Provided entries
"""
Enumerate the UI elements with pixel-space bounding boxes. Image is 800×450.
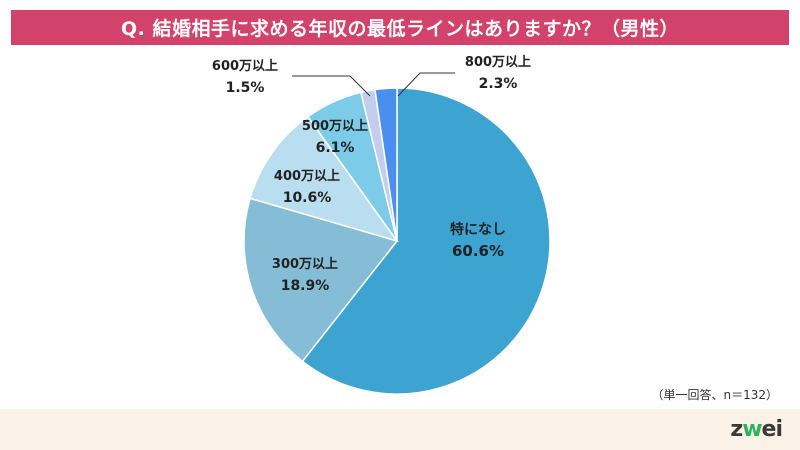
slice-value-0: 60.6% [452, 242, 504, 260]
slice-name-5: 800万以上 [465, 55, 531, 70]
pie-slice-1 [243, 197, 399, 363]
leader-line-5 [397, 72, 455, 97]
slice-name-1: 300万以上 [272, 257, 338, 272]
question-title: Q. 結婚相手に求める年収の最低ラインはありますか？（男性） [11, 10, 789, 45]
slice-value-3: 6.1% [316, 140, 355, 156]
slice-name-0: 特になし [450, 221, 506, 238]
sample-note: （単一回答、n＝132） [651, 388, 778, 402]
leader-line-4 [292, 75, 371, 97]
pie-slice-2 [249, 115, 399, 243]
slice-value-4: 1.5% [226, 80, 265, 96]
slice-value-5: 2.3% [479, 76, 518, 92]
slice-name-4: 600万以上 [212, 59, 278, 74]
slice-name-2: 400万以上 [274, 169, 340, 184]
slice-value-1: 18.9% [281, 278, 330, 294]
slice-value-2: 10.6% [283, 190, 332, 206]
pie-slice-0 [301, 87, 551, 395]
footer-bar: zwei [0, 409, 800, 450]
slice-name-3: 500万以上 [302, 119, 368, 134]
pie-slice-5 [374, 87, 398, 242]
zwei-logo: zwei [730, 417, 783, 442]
"""
What you should do
Edit the lines from the one holding "slice-value-0: 60.6% [452, 242, 504, 260]" through the end of the listing, inclusive, and write them out again with "footer-bar" replaced by "footer-band" and everything else unchanged.

The answer
slice-value-0: 60.6% [452, 242, 504, 260]
slice-name-5: 800万以上 [465, 55, 531, 70]
pie-slice-1 [243, 197, 399, 363]
leader-line-5 [397, 72, 455, 97]
slice-name-1: 300万以上 [272, 257, 338, 272]
question-title: Q. 結婚相手に求める年収の最低ラインはありますか？（男性） [11, 10, 789, 45]
slice-value-3: 6.1% [316, 140, 355, 156]
slice-name-0: 特になし [450, 221, 506, 238]
sample-note: （単一回答、n＝132） [651, 388, 778, 402]
leader-line-4 [292, 75, 371, 97]
pie-slice-2 [249, 115, 399, 243]
slice-value-4: 1.5% [226, 80, 265, 96]
slice-value-5: 2.3% [479, 76, 518, 92]
slice-name-4: 600万以上 [212, 59, 278, 74]
slice-name-2: 400万以上 [274, 169, 340, 184]
slice-value-1: 18.9% [281, 278, 330, 294]
slice-value-2: 10.6% [283, 190, 332, 206]
pie-slice-0 [301, 87, 551, 395]
footer-band: zwei [0, 409, 800, 450]
slice-name-3: 500万以上 [302, 119, 368, 134]
pie-slice-5 [374, 87, 398, 242]
zwei-logo: zwei [730, 417, 783, 442]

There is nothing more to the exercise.